* Task description: Leave out the pictures and copy every record exactly.

------------------------------

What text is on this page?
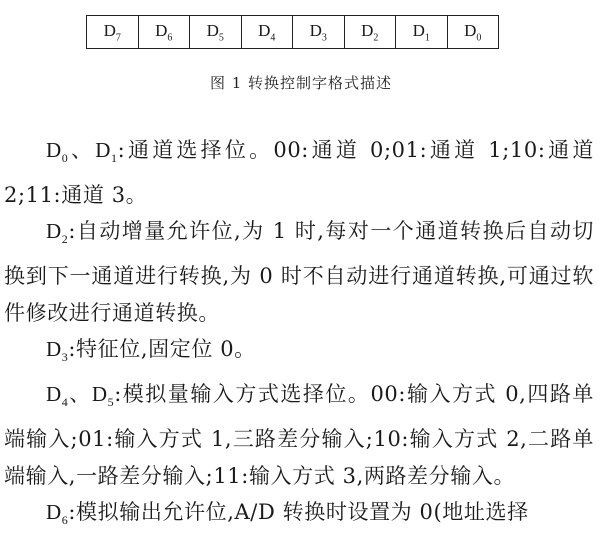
$D_7$	$D_6$	$D_5$	$D_4$	$D_3$	$D_2$	$D_1$	$D_0$
图 1 转换控制字格式描述

$D_0$、$D_1$:通道选择位。00:通道 0;01:通道 1;10:通道 2;11:通道 3。

$D_2$:自动增量允许位,为 1 时,每对一个通道转换后自动切换到下一通道进行转换,为 0 时不自动进行通道转换,可通过软件修改进行通道转换。

$D_3$:特征位,固定位 0。

$D_4$、$D_5$:模拟量输入方式选择位。00:输入方式 0,四路单端输入;01:输入方式 1,三路差分输入;10:输入方式 2,二路单端输入,一路差分输入;11:输入方式 3,两路差分输入。

$D_6$:模拟输出允许位,A/D 转换时设置为 0(地址选择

------------------------------

* Answer to this problem:
What text is on this page?
$D_7$	$D_6$	$D_5$	$D_4$	$D_3$	$D_2$	$D_1$	$D_0$
图 1 转换控制字格式描述

$D_0$、$D_1$:通道选择位。00:通道 0;01:通道 1;10:通道 2;11:通道 3。

$D_2$:自动增量允许位,为 1 时,每对一个通道转换后自动切换到下一通道进行转换,为 0 时不自动进行通道转换,可通过软件修改进行通道转换。

$D_3$:特征位,固定位 0。

$D_4$、$D_5$:模拟量输入方式选择位。00:输入方式 0,四路单端输入;01:输入方式 1,三路差分输入;10:输入方式 2,二路单端输入,一路差分输入;11:输入方式 3,两路差分输入。

$D_6$:模拟输出允许位,A/D 转换时设置为 0(地址选择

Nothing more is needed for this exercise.